Task objective: Identify the lines that contain the string "ABC中", then copy each of them.
━━━━━━━━━━━━━━━━━━━━━━━━━━━━━━
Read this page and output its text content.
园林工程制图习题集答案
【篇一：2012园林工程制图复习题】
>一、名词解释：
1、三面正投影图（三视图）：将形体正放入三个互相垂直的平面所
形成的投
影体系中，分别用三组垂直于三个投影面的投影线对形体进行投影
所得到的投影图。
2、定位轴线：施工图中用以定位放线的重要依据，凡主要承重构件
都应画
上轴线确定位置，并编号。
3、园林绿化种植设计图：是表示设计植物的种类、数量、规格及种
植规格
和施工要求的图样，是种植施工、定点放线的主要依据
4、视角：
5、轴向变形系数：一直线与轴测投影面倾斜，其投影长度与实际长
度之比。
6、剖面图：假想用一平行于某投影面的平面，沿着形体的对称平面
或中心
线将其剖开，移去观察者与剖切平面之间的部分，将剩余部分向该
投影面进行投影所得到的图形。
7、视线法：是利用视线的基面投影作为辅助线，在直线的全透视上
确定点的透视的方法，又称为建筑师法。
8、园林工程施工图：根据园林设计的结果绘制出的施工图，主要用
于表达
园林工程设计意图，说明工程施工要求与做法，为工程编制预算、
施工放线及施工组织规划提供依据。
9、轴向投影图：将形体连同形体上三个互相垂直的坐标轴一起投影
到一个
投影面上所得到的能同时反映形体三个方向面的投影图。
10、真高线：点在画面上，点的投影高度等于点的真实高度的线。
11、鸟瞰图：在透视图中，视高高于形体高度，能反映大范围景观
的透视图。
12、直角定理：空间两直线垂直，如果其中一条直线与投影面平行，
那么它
━━━━━━━━━━━━━━━━━━━━━━━━━━━━━━
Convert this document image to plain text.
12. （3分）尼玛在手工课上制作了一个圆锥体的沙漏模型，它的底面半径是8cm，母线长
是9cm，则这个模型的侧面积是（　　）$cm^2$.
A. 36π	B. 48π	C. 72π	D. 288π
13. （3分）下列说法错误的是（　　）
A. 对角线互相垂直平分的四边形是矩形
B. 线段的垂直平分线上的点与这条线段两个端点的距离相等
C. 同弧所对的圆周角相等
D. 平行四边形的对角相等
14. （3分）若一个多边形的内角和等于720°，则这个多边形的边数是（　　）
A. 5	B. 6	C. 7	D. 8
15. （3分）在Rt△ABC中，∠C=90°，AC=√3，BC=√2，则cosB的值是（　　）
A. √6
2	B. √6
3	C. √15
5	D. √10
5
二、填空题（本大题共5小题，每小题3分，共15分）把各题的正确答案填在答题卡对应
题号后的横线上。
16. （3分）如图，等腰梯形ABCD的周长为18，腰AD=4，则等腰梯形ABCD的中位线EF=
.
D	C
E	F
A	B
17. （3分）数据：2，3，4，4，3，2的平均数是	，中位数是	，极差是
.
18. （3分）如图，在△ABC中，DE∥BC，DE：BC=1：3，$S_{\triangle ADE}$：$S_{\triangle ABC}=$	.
━━━━━━━━━━━━━━━━━━━━━━━━━━━━━━
Answer to the exercise:
15. （3分）在Rt△ABC中，∠C=90°，AC=√3，BC=√2，则cosB的值是（　　）
18. （3分）如图，在△ABC中，DE∥BC，DE：BC=1：3，$S_{\triangle ADE}$：$S_{\triangle ABC}=$	.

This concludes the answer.